Send back the records in full, character for character.

* _DATASET_:
┌──
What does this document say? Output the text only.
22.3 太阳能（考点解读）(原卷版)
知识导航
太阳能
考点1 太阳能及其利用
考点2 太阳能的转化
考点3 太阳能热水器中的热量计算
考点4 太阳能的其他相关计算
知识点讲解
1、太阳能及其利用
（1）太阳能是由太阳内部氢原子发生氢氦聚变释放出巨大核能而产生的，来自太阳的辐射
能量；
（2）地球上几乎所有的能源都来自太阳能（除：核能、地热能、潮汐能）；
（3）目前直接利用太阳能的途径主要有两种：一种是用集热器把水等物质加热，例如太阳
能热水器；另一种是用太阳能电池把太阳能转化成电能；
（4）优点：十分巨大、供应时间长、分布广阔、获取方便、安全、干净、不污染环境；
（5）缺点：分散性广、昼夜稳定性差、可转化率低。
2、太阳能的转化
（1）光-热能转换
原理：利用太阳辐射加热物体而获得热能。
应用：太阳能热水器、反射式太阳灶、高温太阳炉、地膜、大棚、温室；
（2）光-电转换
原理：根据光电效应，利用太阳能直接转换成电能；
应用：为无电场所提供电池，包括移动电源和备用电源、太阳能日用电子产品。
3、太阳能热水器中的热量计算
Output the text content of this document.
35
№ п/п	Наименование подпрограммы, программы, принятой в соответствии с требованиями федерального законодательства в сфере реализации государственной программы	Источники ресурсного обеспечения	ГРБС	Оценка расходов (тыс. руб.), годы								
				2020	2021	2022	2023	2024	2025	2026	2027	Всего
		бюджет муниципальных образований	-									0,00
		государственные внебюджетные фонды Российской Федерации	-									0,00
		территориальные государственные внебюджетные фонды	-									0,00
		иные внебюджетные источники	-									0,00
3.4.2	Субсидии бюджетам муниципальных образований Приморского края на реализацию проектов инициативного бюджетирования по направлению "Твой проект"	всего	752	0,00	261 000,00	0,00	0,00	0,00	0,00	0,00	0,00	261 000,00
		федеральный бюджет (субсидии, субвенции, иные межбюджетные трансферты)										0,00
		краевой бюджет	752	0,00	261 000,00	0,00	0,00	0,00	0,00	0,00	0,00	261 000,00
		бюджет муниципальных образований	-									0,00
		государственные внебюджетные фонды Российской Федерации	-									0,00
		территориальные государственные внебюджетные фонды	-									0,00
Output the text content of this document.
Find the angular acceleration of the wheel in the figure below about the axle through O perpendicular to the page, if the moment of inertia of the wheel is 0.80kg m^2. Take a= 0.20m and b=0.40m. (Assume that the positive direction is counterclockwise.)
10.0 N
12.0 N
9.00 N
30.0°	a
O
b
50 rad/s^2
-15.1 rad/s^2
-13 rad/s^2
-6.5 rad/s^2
└──
* _RESPONSE FOR THIS EXERCISE_:
What does this document say? Output the text only.
22.3 太阳能（考点解读）(原卷版)
知识导航
太阳能
考点1 太阳能及其利用
考点2 太阳能的转化
考点3 太阳能热水器中的热量计算
考点4 太阳能的其他相关计算
知识点讲解
1、太阳能及其利用
（1）太阳能是由太阳内部氢原子发生氢氦聚变释放出巨大核能而产生的，来自太阳的辐射
能量；
（2）地球上几乎所有的能源都来自太阳能（除：核能、地热能、潮汐能）；
（3）目前直接利用太阳能的途径主要有两种：一种是用集热器把水等物质加热，例如太阳
能热水器；另一种是用太阳能电池把太阳能转化成电能；
（4）优点：十分巨大、供应时间长、分布广阔、获取方便、安全、干净、不污染环境；
（5）缺点：分散性广、昼夜稳定性差、可转化率低。
2、太阳能的转化
（1）光-热能转换
原理：利用太阳辐射加热物体而获得热能。
应用：太阳能热水器、反射式太阳灶、高温太阳炉、地膜、大棚、温室；
（2）光-电转换
原理：根据光电效应，利用太阳能直接转换成电能；
应用：为无电场所提供电池，包括移动电源和备用电源、太阳能日用电子产品。
3、太阳能热水器中的热量计算
Output the text content of this document.
35
№ п/п	Наименование подпрограммы, программы, принятой в соответствии с требованиями федерального законодательства в сфере реализации государственной программы	Источники ресурсного обеспечения	ГРБС	Оценка расходов (тыс. руб.), годы								
				2020	2021	2022	2023	2024	2025	2026	2027	Всего
		бюджет муниципальных образований	-									0,00
		государственные внебюджетные фонды Российской Федерации	-									0,00
		территориальные государственные внебюджетные фонды	-									0,00
		иные внебюджетные источники	-									0,00
3.4.2	Субсидии бюджетам муниципальных образований Приморского края на реализацию проектов инициативного бюджетирования по направлению "Твой проект"	всего	752	0,00	261 000,00	0,00	0,00	0,00	0,00	0,00	0,00	261 000,00
		федеральный бюджет (субсидии, субвенции, иные межбюджетные трансферты)										0,00
		краевой бюджет	752	0,00	261 000,00	0,00	0,00	0,00	0,00	0,00	0,00	261 000,00
		бюджет муниципальных образований	-									0,00
		государственные внебюджетные фонды Российской Федерации	-									0,00
		территориальные государственные внебюджетные фонды	-									0,00
Output the text content of this document.
Find the angular acceleration of the wheel in the figure below about the axle through O perpendicular to the page, if the moment of inertia of the wheel is 0.80kg m^2. Take a= 0.20m and b=0.40m. (Assume that the positive direction is counterclockwise.)
10.0 N
12.0 N
9.00 N
30.0°	a
O
b
50 rad/s^2
-15.1 rad/s^2
-13 rad/s^2
-6.5 rad/s^2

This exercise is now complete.